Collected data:
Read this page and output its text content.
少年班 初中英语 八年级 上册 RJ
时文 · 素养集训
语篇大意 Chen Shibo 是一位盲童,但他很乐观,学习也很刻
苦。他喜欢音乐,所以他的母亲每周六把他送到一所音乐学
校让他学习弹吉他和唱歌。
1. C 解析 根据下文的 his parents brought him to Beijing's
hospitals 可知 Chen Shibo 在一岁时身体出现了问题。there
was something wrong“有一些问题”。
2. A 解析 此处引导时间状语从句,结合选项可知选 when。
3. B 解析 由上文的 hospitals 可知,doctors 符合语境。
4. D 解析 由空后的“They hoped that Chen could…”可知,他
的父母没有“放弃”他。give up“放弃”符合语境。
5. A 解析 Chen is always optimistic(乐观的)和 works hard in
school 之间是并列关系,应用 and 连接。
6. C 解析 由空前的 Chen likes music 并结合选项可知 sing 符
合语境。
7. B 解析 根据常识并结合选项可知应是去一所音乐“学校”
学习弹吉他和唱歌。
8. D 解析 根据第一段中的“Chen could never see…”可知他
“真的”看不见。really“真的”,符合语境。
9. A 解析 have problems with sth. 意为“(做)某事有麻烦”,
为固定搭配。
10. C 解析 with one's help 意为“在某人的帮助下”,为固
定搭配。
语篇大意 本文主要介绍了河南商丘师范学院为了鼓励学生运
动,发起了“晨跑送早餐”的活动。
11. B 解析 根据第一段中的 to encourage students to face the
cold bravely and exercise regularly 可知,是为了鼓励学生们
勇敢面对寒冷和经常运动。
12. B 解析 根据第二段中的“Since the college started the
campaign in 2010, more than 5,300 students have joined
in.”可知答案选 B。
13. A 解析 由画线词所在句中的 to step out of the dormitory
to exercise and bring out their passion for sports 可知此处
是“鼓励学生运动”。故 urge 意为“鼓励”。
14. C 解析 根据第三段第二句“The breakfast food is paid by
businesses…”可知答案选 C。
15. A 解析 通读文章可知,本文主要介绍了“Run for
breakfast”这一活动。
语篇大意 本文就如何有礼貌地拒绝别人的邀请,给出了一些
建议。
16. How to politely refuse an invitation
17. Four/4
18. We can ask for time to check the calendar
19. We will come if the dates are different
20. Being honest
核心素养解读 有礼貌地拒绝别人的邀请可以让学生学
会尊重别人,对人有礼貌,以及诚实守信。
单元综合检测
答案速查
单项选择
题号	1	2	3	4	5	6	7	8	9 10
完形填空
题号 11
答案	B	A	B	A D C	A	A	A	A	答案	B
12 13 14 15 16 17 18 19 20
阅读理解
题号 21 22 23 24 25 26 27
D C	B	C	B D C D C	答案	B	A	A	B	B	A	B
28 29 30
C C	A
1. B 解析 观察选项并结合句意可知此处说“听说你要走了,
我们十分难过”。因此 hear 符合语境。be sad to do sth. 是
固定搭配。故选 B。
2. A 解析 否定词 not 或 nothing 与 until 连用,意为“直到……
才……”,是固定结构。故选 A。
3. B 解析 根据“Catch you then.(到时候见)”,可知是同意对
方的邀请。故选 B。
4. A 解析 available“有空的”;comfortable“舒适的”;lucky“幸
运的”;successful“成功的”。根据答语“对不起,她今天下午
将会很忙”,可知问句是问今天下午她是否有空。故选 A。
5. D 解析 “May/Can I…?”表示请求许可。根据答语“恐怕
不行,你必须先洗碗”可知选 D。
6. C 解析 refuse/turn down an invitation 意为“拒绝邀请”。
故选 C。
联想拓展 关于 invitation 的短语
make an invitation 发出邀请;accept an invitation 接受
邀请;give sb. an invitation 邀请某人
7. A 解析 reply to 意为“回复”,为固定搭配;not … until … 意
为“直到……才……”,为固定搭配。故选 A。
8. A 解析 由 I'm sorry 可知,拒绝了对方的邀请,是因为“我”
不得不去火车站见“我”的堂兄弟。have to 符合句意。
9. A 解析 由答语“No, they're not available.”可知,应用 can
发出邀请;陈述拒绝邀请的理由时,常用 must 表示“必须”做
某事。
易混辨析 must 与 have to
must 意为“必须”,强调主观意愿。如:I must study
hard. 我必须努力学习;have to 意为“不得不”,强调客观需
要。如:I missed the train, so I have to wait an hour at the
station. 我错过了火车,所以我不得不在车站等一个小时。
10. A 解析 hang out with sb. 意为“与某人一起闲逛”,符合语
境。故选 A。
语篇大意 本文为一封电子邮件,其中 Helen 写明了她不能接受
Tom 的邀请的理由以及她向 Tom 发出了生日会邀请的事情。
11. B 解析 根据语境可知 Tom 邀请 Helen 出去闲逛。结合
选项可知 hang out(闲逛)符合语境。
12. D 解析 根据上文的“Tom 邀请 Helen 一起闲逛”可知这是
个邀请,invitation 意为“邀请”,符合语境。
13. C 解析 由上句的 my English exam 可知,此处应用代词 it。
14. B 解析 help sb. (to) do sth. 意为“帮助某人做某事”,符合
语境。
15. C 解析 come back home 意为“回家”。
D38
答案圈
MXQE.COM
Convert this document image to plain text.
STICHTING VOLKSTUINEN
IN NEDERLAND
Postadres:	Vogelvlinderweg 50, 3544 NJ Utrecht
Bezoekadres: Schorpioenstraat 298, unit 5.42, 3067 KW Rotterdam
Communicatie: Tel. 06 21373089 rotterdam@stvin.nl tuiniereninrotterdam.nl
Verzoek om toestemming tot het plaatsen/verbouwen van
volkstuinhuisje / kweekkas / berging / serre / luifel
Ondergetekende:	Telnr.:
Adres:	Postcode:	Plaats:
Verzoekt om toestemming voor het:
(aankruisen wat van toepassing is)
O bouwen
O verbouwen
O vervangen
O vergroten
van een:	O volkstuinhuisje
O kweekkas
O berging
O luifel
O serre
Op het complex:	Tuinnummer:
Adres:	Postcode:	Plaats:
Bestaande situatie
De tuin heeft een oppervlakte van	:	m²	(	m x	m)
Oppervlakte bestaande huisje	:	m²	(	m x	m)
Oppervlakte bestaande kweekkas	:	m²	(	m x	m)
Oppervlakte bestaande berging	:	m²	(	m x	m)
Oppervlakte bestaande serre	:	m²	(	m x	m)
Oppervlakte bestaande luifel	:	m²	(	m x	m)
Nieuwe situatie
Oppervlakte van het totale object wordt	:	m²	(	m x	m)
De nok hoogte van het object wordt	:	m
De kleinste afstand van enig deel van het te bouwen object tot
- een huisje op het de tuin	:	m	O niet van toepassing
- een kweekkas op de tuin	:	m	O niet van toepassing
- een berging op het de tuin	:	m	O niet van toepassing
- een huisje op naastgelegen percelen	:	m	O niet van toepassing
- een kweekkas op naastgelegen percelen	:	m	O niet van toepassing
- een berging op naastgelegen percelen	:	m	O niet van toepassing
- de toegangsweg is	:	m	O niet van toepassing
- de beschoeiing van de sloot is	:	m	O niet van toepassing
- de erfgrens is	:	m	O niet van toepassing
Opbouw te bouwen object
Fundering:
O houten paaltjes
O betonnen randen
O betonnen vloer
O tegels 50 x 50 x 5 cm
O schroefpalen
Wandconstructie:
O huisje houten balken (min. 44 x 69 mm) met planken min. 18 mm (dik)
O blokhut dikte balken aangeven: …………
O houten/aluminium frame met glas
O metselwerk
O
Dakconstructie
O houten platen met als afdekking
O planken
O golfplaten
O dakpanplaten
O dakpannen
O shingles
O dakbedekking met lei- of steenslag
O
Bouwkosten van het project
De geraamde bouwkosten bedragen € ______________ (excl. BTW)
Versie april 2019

§ DIRECTIONS FOR THIS TASK
Copy all lines above containing the string "available".

§ RESPONSE TO THE EXERCISE
4. A 解析 available“有空的”;comfortable“舒适的”;lucky“幸
9. A 解析 由答语“No, they're not available.”可知,应用 can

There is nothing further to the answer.